[Extracted data entries]
* Start *

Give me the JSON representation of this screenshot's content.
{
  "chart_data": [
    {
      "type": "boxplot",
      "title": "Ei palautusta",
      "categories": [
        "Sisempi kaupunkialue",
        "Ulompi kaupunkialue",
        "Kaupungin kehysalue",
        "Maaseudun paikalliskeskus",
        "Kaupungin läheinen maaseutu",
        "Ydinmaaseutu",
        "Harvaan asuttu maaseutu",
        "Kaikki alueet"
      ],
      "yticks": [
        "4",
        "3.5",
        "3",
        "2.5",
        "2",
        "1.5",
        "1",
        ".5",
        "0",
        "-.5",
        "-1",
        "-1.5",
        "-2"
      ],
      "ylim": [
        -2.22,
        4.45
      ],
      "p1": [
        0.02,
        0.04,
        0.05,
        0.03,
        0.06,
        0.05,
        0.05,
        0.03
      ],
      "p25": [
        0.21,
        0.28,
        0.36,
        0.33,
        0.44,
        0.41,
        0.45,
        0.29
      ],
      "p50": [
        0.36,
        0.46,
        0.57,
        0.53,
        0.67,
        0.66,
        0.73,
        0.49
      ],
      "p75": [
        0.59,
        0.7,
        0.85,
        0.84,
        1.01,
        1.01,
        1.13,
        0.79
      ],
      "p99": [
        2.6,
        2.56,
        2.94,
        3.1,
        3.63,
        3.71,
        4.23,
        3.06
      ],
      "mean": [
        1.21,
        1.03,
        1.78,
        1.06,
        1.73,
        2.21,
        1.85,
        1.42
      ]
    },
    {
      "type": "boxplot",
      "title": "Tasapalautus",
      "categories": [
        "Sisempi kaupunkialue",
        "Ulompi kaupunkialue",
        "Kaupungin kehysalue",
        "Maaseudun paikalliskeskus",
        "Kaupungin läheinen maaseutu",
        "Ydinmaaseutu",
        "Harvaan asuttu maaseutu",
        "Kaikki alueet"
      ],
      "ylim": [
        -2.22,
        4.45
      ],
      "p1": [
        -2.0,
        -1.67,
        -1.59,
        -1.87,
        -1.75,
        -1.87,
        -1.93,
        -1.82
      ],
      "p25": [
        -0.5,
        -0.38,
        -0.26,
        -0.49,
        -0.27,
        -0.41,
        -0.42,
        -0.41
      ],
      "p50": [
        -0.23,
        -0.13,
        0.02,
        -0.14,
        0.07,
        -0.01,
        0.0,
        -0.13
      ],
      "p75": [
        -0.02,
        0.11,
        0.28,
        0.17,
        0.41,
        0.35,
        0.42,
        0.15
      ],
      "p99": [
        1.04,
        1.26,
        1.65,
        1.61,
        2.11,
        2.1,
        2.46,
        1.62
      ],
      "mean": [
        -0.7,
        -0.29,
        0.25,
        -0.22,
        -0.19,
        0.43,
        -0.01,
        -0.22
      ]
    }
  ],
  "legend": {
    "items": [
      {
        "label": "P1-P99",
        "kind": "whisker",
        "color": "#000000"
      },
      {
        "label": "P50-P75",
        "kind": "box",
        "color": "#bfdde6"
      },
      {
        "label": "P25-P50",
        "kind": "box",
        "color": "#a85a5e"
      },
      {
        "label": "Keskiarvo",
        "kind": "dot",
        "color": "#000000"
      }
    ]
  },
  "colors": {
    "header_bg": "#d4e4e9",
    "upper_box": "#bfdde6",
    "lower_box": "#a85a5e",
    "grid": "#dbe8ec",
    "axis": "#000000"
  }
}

* End *

**EXERCISE:** Each entry above needs to be retyped exactly.

**EXERCISE RESULT:**
Give me the JSON representation of this screenshot's content.
{
  "chart_data": [
    {
      "type": "boxplot",
      "title": "Ei palautusta",
      "categories": [
        "Sisempi kaupunkialue",
        "Ulompi kaupunkialue",
        "Kaupungin kehysalue",
        "Maaseudun paikalliskeskus",
        "Kaupungin läheinen maaseutu",
        "Ydinmaaseutu",
        "Harvaan asuttu maaseutu",
        "Kaikki alueet"
      ],
      "yticks": [
        "4",
        "3.5",
        "3",
        "2.5",
        "2",
        "1.5",
        "1",
        ".5",
        "0",
        "-.5",
        "-1",
        "-1.5",
        "-2"
      ],
      "ylim": [
        -2.22,
        4.45
      ],
      "p1": [
        0.02,
        0.04,
        0.05,
        0.03,
        0.06,
        0.05,
        0.05,
        0.03
      ],
      "p25": [
        0.21,
        0.28,
        0.36,
        0.33,
        0.44,
        0.41,
        0.45,
        0.29
      ],
      "p50": [
        0.36,
        0.46,
        0.57,
        0.53,
        0.67,
        0.66,
        0.73,
        0.49
      ],
      "p75": [
        0.59,
        0.7,
        0.85,
        0.84,
        1.01,
        1.01,
        1.13,
        0.79
      ],
      "p99": [
        2.6,
        2.56,
        2.94,
        3.1,
        3.63,
        3.71,
        4.23,
        3.06
      ],
      "mean": [
        1.21,
        1.03,
        1.78,
        1.06,
        1.73,
        2.21,
        1.85,
        1.42
      ]
    },
    {
      "type": "boxplot",
      "title": "Tasapalautus",
      "categories": [
        "Sisempi kaupunkialue",
        "Ulompi kaupunkialue",
        "Kaupungin kehysalue",
        "Maaseudun paikalliskeskus",
        "Kaupungin läheinen maaseutu",
        "Ydinmaaseutu",
        "Harvaan asuttu maaseutu",
        "Kaikki alueet"
      ],
      "ylim": [
        -2.22,
        4.45
      ],
      "p1": [
        -2.0,
        -1.67,
        -1.59,
        -1.87,
        -1.75,
        -1.87,
        -1.93,
        -1.82
      ],
      "p25": [
        -0.5,
        -0.38,
        -0.26,
        -0.49,
        -0.27,
        -0.41,
        -0.42,
        -0.41
      ],
      "p50": [
        -0.23,
        -0.13,
        0.02,
        -0.14,
        0.07,
        -0.01,
        0.0,
        -0.13
      ],
      "p75": [
        -0.02,
        0.11,
        0.28,
        0.17,
        0.41,
        0.35,
        0.42,
        0.15
      ],
      "p99": [
        1.04,
        1.26,
        1.65,
        1.61,
        2.11,
        2.1,
        2.46,
        1.62
      ],
      "mean": [
        -0.7,
        -0.29,
        0.25,
        -0.22,
        -0.19,
        0.43,
        -0.01,
        -0.22
      ]
    }
  ],
  "legend": {
    "items": [
      {
        "label": "P1-P99",
        "kind": "whisker",
        "color": "#000000"
      },
      {
        "label": "P50-P75",
        "kind": "box",
        "color": "#bfdde6"
      },
      {
        "label": "P25-P50",
        "kind": "box",
        "color": "#a85a5e"
      },
      {
        "label": "Keskiarvo",
        "kind": "dot",
        "color": "#000000"
      }
    ]
  },
  "colors": {
    "header_bg": "#d4e4e9",
    "upper_box": "#bfdde6",
    "lower_box": "#a85a5e",
    "grid": "#dbe8ec",
    "axis": "#000000"
  }
}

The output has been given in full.